Recorded data:
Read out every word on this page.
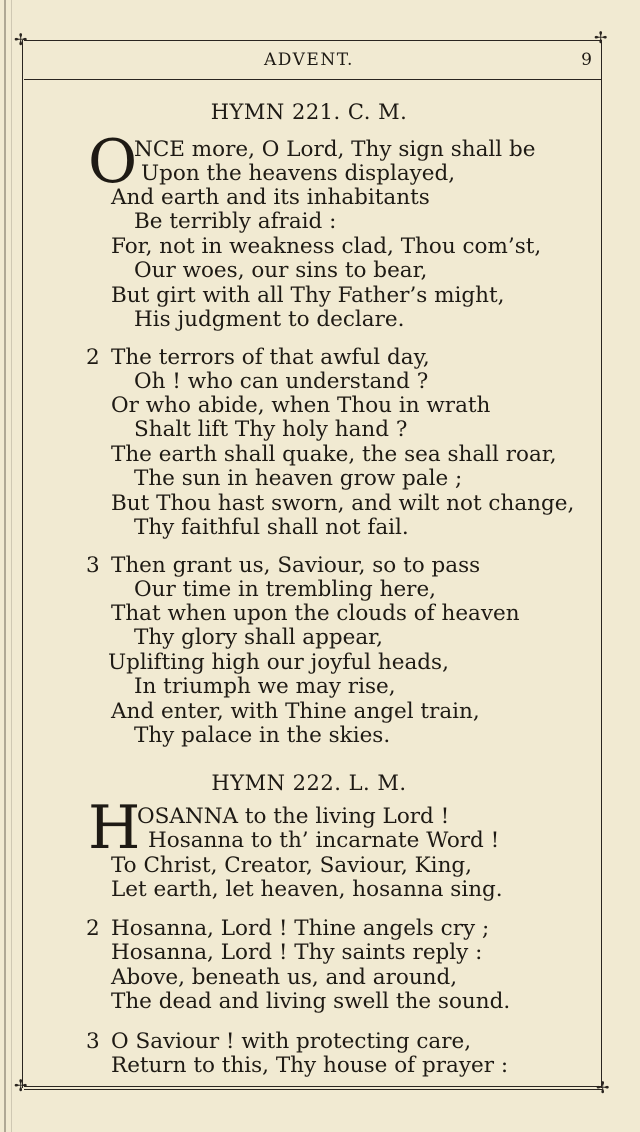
✢	✢
✢	✢
ADVENT.	9
HYMN 221. C. M.
O
NCE more, O Lord, Thy sign shall be
Upon the heavens displayed,
And earth and its inhabitants
Be terribly afraid :
For, not in weakness clad, Thou com’st,
Our woes, our sins to bear,
But girt with all Thy Father’s might,
His judgment to declare.
2 The terrors of that awful day,
Oh ! who can understand ?
Or who abide, when Thou in wrath
Shalt lift Thy holy hand ?
The earth shall quake, the sea shall roar,
The sun in heaven grow pale ;
But Thou hast sworn, and wilt not change,
Thy faithful shall not fail.
3 Then grant us, Saviour, so to pass
Our time in trembling here,
That when upon the clouds of heaven
Thy glory shall appear,
Uplifting high our joyful heads,
In triumph we may rise,
And enter, with Thine angel train,
Thy palace in the skies.
HYMN 222. L. M.
H
OSANNA to the living Lord !
Hosanna to th’ incarnate Word !
To Christ, Creator, Saviour, King,
Let earth, let heaven, hosanna sing.
2 Hosanna, Lord ! Thine angels cry ;
Hosanna, Lord ! Thy saints reply :
Above, beneath us, and around,
The dead and living swell the sound.
3 O Saviour ! with protecting care,
Return to this, Thy house of prayer :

## [WHAT THE EXERCISE ASKS]
Return each line from the material above exactly, but not the pictures.

## [EXERCISE OUTPUT]
Read out every word on this page.
✢	✢
✢	✢
ADVENT.	9
HYMN 221. C. M.
O
NCE more, O Lord, Thy sign shall be
Upon the heavens displayed,
And earth and its inhabitants
Be terribly afraid :
For, not in weakness clad, Thou com’st,
Our woes, our sins to bear,
But girt with all Thy Father’s might,
His judgment to declare.
2 The terrors of that awful day,
Oh ! who can understand ?
Or who abide, when Thou in wrath
Shalt lift Thy holy hand ?
The earth shall quake, the sea shall roar,
The sun in heaven grow pale ;
But Thou hast sworn, and wilt not change,
Thy faithful shall not fail.
3 Then grant us, Saviour, so to pass
Our time in trembling here,
That when upon the clouds of heaven
Thy glory shall appear,
Uplifting high our joyful heads,
In triumph we may rise,
And enter, with Thine angel train,
Thy palace in the skies.
HYMN 222. L. M.
H
OSANNA to the living Lord !
Hosanna to th’ incarnate Word !
To Christ, Creator, Saviour, King,
Let earth, let heaven, hosanna sing.
2 Hosanna, Lord ! Thine angels cry ;
Hosanna, Lord ! Thy saints reply :
Above, beneath us, and around,
The dead and living swell the sound.
3 O Saviour ! with protecting care,
Return to this, Thy house of prayer :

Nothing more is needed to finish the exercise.